(Items from a dataset)
— start —

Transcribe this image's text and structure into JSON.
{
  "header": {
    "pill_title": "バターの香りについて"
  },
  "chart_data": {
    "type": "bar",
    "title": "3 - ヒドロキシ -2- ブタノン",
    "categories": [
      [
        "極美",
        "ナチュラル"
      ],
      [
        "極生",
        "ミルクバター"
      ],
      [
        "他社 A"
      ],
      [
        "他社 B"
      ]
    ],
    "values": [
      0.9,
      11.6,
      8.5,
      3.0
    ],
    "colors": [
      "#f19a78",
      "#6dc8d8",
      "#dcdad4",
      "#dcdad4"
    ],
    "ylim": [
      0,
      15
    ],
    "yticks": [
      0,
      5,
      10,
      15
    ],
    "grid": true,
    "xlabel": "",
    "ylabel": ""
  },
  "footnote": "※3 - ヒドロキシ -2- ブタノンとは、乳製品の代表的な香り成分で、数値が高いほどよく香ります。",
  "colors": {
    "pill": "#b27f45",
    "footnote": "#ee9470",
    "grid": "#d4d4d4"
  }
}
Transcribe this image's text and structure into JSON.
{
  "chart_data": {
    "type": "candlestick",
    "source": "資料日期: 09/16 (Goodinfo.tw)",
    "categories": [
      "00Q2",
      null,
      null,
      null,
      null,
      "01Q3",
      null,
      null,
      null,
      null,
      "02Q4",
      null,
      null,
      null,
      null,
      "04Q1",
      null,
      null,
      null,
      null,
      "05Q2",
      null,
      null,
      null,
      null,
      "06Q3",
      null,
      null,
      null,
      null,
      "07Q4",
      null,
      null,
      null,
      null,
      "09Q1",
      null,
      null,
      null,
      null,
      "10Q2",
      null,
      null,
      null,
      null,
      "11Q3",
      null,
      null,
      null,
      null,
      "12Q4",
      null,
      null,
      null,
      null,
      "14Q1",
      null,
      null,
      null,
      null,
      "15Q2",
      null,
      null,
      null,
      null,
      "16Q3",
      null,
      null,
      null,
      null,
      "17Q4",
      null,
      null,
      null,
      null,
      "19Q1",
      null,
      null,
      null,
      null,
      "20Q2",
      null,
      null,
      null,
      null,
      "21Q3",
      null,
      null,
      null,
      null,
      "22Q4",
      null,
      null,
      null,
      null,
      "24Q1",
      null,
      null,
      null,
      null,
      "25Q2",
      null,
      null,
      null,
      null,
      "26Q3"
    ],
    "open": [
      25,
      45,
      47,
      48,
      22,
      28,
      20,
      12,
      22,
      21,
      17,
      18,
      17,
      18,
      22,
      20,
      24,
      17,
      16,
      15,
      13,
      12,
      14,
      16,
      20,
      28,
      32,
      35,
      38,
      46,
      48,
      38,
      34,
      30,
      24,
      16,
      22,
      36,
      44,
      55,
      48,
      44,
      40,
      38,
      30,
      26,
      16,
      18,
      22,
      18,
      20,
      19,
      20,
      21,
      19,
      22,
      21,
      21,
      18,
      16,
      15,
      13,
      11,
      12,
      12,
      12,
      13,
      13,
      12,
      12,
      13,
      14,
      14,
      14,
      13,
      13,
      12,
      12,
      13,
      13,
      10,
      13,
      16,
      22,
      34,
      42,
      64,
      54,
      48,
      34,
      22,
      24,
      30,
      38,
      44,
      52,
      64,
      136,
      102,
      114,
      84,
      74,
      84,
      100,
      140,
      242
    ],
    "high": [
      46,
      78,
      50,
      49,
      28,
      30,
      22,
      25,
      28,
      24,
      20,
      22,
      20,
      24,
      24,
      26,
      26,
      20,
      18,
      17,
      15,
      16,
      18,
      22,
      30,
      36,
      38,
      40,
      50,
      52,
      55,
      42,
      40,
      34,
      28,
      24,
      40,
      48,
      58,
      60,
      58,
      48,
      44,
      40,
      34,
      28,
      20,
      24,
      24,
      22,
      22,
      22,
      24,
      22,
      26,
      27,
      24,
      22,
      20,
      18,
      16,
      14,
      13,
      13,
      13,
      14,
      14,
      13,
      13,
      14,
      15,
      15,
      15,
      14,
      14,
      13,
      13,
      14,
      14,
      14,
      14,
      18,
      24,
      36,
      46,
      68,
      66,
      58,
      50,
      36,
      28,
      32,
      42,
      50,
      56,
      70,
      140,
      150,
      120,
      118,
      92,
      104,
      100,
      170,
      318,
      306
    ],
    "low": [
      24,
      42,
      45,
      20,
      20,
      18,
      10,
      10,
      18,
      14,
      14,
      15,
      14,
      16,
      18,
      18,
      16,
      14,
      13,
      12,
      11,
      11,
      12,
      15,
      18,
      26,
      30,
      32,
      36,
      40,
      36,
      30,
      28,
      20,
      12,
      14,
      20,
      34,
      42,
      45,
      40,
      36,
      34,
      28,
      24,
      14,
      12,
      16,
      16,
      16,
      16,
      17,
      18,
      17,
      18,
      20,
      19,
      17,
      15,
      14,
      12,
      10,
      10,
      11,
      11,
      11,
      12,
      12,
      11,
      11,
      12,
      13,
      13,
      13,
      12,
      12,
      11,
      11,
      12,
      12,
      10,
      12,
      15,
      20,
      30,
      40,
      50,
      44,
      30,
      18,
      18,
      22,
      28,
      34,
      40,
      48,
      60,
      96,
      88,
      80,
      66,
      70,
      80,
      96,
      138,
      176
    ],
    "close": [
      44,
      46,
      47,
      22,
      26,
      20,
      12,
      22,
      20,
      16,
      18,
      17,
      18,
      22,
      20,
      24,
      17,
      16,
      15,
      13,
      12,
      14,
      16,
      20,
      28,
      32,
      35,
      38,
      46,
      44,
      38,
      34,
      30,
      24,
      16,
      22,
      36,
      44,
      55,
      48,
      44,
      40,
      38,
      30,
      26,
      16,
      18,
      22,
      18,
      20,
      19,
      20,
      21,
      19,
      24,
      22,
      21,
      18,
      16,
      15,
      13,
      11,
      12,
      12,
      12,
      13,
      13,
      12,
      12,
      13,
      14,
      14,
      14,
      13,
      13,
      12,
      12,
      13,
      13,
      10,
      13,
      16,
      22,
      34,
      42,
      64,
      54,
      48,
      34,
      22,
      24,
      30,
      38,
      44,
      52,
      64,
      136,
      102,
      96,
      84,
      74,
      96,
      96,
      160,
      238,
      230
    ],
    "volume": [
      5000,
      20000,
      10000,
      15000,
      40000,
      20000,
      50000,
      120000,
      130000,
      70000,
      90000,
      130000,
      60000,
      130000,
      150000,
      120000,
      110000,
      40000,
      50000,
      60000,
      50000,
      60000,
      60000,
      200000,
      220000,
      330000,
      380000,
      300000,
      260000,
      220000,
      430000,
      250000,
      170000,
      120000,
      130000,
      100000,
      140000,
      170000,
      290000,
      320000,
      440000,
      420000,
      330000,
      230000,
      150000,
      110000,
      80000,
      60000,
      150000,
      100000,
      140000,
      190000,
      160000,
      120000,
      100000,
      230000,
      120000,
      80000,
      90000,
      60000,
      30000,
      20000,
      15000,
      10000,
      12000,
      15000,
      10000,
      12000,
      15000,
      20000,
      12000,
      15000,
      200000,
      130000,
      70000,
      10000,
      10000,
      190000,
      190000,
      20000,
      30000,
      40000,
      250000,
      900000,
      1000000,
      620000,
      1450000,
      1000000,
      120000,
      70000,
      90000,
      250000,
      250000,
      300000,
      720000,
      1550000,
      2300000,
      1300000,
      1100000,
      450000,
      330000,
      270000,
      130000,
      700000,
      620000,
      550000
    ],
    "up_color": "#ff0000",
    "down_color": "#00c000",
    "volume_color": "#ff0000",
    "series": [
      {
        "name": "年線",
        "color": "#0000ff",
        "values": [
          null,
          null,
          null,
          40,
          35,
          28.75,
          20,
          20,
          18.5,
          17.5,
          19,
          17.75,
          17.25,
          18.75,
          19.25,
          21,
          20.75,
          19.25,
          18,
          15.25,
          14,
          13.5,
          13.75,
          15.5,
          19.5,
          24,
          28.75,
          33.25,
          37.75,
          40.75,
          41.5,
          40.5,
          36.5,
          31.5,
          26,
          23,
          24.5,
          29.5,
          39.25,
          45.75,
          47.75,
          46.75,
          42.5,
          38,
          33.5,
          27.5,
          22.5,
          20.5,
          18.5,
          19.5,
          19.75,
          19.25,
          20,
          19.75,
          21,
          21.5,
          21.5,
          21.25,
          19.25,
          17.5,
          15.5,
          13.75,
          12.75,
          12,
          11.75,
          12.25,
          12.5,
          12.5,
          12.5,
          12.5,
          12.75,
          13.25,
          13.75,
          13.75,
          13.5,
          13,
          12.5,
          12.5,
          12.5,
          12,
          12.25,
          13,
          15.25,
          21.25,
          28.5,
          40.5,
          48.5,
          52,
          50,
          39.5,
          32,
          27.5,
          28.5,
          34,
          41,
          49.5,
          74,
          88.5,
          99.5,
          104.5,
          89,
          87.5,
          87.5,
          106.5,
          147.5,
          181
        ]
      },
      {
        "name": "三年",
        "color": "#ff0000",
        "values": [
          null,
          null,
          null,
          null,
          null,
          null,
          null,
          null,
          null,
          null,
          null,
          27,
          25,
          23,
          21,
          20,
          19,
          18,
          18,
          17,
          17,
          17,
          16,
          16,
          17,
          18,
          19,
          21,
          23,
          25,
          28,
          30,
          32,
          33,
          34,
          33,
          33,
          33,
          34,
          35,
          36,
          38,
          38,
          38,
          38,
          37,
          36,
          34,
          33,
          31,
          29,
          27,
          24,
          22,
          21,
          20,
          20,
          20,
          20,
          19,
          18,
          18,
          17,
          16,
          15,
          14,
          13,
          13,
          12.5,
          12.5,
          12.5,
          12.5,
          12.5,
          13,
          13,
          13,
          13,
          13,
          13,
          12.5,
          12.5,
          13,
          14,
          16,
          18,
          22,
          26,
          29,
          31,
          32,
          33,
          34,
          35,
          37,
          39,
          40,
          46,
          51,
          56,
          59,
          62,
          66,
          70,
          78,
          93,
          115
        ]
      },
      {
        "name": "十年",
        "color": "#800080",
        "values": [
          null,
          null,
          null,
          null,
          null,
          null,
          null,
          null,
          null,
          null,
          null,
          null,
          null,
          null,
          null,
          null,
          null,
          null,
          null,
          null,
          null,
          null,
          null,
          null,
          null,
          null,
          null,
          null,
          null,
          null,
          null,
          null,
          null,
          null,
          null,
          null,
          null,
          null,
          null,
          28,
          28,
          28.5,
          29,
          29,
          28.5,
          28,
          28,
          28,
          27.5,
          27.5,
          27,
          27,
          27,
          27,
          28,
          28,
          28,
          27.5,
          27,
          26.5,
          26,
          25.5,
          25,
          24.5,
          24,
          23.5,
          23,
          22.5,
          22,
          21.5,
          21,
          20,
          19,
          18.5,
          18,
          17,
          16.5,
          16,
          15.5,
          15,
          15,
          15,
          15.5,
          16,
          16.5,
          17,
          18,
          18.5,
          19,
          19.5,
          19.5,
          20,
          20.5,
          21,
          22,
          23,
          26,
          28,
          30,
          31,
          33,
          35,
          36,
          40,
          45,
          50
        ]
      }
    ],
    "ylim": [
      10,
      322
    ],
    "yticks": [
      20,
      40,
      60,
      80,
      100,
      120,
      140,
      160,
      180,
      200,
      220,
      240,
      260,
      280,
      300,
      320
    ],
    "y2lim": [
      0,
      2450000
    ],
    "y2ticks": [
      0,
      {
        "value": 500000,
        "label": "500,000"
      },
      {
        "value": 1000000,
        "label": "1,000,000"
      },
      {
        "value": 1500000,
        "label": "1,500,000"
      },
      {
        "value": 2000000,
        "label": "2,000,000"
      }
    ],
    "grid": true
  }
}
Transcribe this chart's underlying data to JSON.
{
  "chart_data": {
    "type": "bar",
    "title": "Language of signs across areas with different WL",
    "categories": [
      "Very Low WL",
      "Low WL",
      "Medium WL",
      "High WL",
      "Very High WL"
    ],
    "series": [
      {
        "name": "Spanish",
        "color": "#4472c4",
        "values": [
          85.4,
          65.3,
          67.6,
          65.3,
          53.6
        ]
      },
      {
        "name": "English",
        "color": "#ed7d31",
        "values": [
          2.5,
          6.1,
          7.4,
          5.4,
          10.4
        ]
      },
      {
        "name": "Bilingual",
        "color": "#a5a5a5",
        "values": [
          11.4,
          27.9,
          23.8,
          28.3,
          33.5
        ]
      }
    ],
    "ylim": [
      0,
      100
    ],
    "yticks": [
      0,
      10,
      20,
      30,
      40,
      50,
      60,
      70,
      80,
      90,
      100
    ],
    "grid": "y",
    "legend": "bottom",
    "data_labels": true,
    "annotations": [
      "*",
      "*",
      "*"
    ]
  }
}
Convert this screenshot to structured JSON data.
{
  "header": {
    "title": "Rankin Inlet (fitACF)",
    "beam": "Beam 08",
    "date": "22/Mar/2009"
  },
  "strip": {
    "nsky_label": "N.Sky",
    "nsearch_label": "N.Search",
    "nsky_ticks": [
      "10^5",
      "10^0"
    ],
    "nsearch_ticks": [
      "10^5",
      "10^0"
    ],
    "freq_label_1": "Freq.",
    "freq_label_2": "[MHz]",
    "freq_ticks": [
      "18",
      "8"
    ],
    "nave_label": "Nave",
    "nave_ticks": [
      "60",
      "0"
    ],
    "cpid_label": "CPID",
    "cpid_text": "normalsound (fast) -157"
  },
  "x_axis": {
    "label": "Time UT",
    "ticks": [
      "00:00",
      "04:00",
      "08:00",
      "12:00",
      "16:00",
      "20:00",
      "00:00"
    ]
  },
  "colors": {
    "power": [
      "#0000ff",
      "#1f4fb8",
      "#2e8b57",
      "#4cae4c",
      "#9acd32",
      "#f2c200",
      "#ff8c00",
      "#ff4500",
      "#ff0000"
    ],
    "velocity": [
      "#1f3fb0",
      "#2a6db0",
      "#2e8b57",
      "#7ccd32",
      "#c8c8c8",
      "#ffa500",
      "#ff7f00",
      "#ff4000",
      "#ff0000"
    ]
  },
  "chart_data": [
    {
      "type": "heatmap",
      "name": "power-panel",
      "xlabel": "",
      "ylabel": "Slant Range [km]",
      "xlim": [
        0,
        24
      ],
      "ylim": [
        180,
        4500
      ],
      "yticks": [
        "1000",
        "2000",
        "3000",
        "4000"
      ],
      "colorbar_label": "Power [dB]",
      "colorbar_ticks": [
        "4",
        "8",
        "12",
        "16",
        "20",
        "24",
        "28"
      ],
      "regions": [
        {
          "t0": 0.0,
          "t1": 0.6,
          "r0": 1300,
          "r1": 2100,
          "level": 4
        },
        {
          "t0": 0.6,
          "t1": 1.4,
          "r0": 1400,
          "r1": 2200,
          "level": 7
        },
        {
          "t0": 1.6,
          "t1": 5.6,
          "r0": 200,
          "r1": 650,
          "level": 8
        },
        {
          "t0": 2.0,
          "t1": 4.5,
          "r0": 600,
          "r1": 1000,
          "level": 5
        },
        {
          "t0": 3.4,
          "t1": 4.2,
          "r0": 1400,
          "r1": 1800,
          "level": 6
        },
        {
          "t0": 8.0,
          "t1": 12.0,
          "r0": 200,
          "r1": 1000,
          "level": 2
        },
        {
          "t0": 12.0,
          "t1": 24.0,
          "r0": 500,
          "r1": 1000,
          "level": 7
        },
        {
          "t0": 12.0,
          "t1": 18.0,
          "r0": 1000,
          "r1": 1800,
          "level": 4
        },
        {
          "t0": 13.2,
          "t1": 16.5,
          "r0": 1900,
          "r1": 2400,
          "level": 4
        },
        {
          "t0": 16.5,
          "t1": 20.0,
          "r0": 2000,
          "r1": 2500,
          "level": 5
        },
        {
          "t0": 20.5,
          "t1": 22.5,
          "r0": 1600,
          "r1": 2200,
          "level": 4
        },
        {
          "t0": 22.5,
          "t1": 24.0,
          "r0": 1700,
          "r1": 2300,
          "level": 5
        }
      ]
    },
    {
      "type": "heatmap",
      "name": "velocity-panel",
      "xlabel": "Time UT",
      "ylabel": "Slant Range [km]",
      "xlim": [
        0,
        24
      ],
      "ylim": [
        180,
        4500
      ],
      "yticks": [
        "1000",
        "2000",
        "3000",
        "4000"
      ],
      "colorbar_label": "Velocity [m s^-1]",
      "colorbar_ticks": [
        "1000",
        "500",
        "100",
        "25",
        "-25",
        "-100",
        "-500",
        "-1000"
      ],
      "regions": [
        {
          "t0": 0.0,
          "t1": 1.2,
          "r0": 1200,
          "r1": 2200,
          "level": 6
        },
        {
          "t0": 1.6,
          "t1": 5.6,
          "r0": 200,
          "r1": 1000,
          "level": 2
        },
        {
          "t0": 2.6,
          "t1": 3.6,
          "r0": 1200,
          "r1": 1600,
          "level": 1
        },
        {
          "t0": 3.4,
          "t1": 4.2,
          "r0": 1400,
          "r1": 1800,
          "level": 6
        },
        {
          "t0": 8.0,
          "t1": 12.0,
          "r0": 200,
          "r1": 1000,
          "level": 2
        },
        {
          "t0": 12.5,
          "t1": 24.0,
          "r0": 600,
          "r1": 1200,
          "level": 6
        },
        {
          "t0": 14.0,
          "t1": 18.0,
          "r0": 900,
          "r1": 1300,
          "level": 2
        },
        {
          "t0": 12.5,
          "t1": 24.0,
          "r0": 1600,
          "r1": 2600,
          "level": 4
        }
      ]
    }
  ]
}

— end —

■ What is required:
Looking at the records above, work out how many lines include the string "name". Give the number and nothing else.

■ Written answer:
8